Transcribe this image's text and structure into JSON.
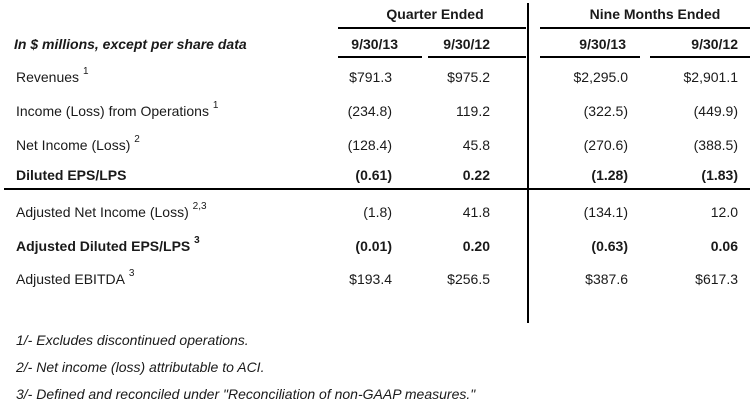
{
  "groups": {
    "quarter": "Quarter Ended",
    "nine_months": "Nine Months Ended"
  },
  "header": {
    "units_label": "In $ millions, except per share data",
    "columns": [
      "9/30/13",
      "9/30/12",
      "9/30/13",
      "9/30/12"
    ]
  },
  "rows": [
    {
      "label": "Revenues",
      "sup": "1",
      "bold": false,
      "values": [
        "$791.3",
        "$975.2",
        "$2,295.0",
        "$2,901.1"
      ]
    },
    {
      "label": "Income (Loss) from Operations",
      "sup": "1",
      "bold": false,
      "values": [
        "(234.8)",
        "119.2",
        "(322.5)",
        "(449.9)"
      ]
    },
    {
      "label": "Net Income (Loss)",
      "sup": "2",
      "bold": false,
      "values": [
        "(128.4)",
        "45.8",
        "(270.6)",
        "(388.5)"
      ]
    },
    {
      "label": "Diluted EPS/LPS",
      "sup": "",
      "bold": true,
      "values": [
        "(0.61)",
        "0.22",
        "(1.28)",
        "(1.83)"
      ]
    },
    {
      "label": "Adjusted Net Income (Loss)",
      "sup": "2,3",
      "bold": false,
      "values": [
        "(1.8)",
        "41.8",
        "(134.1)",
        "12.0"
      ]
    },
    {
      "label": "Adjusted Diluted EPS/LPS",
      "sup": "3",
      "bold": true,
      "values": [
        "(0.01)",
        "0.20",
        "(0.63)",
        "0.06"
      ]
    },
    {
      "label": "Adjusted EBITDA",
      "sup": "3",
      "bold": false,
      "values": [
        "$193.4",
        "$256.5",
        "$387.6",
        "$617.3"
      ]
    }
  ],
  "footnotes": [
    "1/- Excludes discontinued operations.",
    "2/- Net income (loss) attributable to ACI.",
    "3/- Defined and reconciled under \"Reconciliation of non-GAAP measures.\""
  ]
}
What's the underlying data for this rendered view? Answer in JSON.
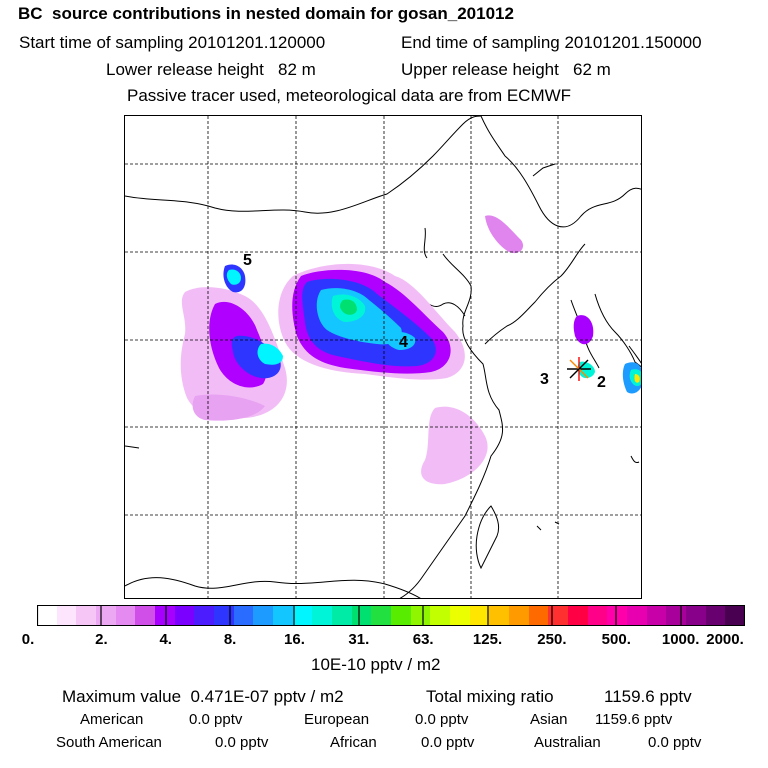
{
  "header": {
    "title": "BC  source contributions in nested domain for gosan_201012",
    "start": "Start time of sampling 20101201.120000",
    "end": "End time of sampling 20101201.150000",
    "lower": "Lower release height   82 m",
    "upper": "Upper release height   62 m",
    "note": "Passive tracer used, meteorological data are from ECMWF"
  },
  "map": {
    "labels": [
      "5",
      "4",
      "3",
      "2"
    ],
    "marker": "release-site-star"
  },
  "colorbar": {
    "ticks": [
      "0.",
      "2.",
      "4.",
      "8.",
      "16.",
      "31.",
      "63.",
      "125.",
      "250.",
      "500.",
      "1000.",
      "2000."
    ],
    "unit": "10E-10 pptv / m2",
    "colors": [
      "#ffffff",
      "#fde6fd",
      "#f6c6f6",
      "#eda8f4",
      "#e58af0",
      "#cf4fe8",
      "#a800ff",
      "#7b00ff",
      "#4c1cff",
      "#2e35ff",
      "#2a6cff",
      "#1e9bff",
      "#13c6ff",
      "#00f5ff",
      "#00f5d8",
      "#00eca6",
      "#00e070",
      "#22e040",
      "#57ec00",
      "#8ff500",
      "#c2ff00",
      "#ecff00",
      "#ffe600",
      "#ffc000",
      "#ff9a00",
      "#ff6a00",
      "#ff3030",
      "#ff0044",
      "#ff0088",
      "#ff00aa",
      "#e800b0",
      "#c800a8",
      "#a8009a",
      "#88008a",
      "#680070",
      "#4a0050"
    ]
  },
  "summary": {
    "max": "Maximum value  0.471E-07 pptv / m2",
    "total_label": "Total mixing ratio",
    "total_value": "1159.6 pptv",
    "rows": [
      {
        "label": "American",
        "value": "0.0 pptv"
      },
      {
        "label": "European",
        "value": "0.0 pptv"
      },
      {
        "label": "Asian",
        "value": "1159.6 pptv"
      },
      {
        "label": "South American",
        "value": "0.0 pptv"
      },
      {
        "label": "African",
        "value": "0.0 pptv"
      },
      {
        "label": "Australian",
        "value": "0.0 pptv"
      }
    ]
  }
}
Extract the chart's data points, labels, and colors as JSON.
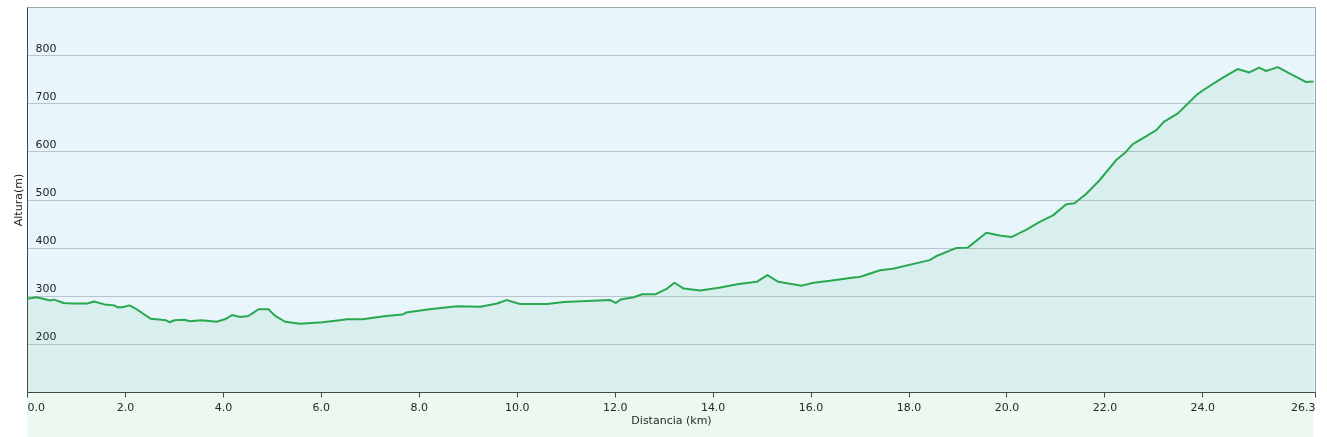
{
  "chart_data": {
    "type": "area",
    "xlabel": "Distancia  (km)",
    "ylabel": "Altura(m)",
    "x": [
      0,
      0.19,
      0.48,
      0.55,
      0.75,
      0.92,
      1.23,
      1.37,
      1.58,
      1.78,
      1.85,
      1.95,
      2.09,
      2.19,
      2.53,
      2.84,
      2.91,
      3.01,
      3.22,
      3.32,
      3.56,
      3.87,
      4.04,
      4.19,
      4.35,
      4.52,
      4.73,
      4.93,
      5.07,
      5.27,
      5.58,
      6.03,
      6.3,
      6.54,
      6.85,
      7.33,
      7.67,
      7.74,
      8.22,
      8.78,
      9.26,
      9.6,
      9.79,
      10.07,
      10.62,
      10.96,
      11.91,
      12.02,
      12.12,
      12.39,
      12.56,
      12.83,
      13.07,
      13.22,
      13.41,
      13.75,
      14.16,
      14.5,
      14.9,
      15.12,
      15.34,
      15.82,
      16.06,
      16.4,
      16.88,
      17.0,
      17.42,
      17.68,
      18.43,
      18.56,
      18.97,
      19.21,
      19.59,
      19.86,
      20.1,
      20.4,
      20.67,
      20.95,
      21.22,
      21.39,
      21.63,
      21.9,
      22.24,
      22.41,
      22.58,
      22.85,
      23.06,
      23.22,
      23.5,
      23.7,
      23.9,
      24.24,
      24.48,
      24.72,
      24.96,
      25.16,
      25.3,
      25.54,
      25.78,
      26.12,
      26.27
    ],
    "series": [
      {
        "color": "#2aa850",
        "values": [
          294,
          297,
          290,
          292,
          285,
          284,
          284,
          288,
          282,
          280,
          276,
          276,
          280,
          275,
          252,
          249,
          245,
          249,
          250,
          247,
          249,
          246,
          251,
          260,
          256,
          258,
          272,
          272,
          258,
          246,
          242,
          245,
          248,
          251,
          251,
          258,
          261,
          265,
          272,
          278,
          277,
          284,
          291,
          283,
          283,
          287,
          291,
          285,
          292,
          297,
          303,
          303,
          315,
          327,
          315,
          311,
          317,
          324,
          329,
          343,
          329,
          321,
          327,
          331,
          338,
          339,
          353,
          356,
          374,
          382,
          399,
          400,
          431,
          425,
          422,
          437,
          453,
          467,
          490,
          492,
          512,
          540,
          582,
          596,
          615,
          631,
          644,
          662,
          679,
          699,
          719,
          742,
          757,
          771,
          764,
          774,
          767,
          775,
          762,
          744,
          745
        ]
      }
    ],
    "xlim": [
      0,
      26.3
    ],
    "ylim": [
      100,
      900
    ],
    "xticks": [
      {
        "value": 0,
        "label": "0.0"
      },
      {
        "value": 2,
        "label": "2.0"
      },
      {
        "value": 4,
        "label": "4.0"
      },
      {
        "value": 6,
        "label": "6.0"
      },
      {
        "value": 8,
        "label": "8.0"
      },
      {
        "value": 10,
        "label": "10.0"
      },
      {
        "value": 12,
        "label": "12.0"
      },
      {
        "value": 14,
        "label": "14.0"
      },
      {
        "value": 16,
        "label": "16.0"
      },
      {
        "value": 18,
        "label": "18.0"
      },
      {
        "value": 20,
        "label": "20.0"
      },
      {
        "value": 22,
        "label": "22.0"
      },
      {
        "value": 24,
        "label": "24.0"
      },
      {
        "value": 26.3,
        "label": "26.3"
      }
    ],
    "yticks": [
      200,
      300,
      400,
      500,
      600,
      700,
      800
    ],
    "grid": "y"
  }
}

Required task: Gather each line from the entries above that includes the word "colors".

Written response:
    "colors": [
Extract the chart's data points, labels, and colors as JSON.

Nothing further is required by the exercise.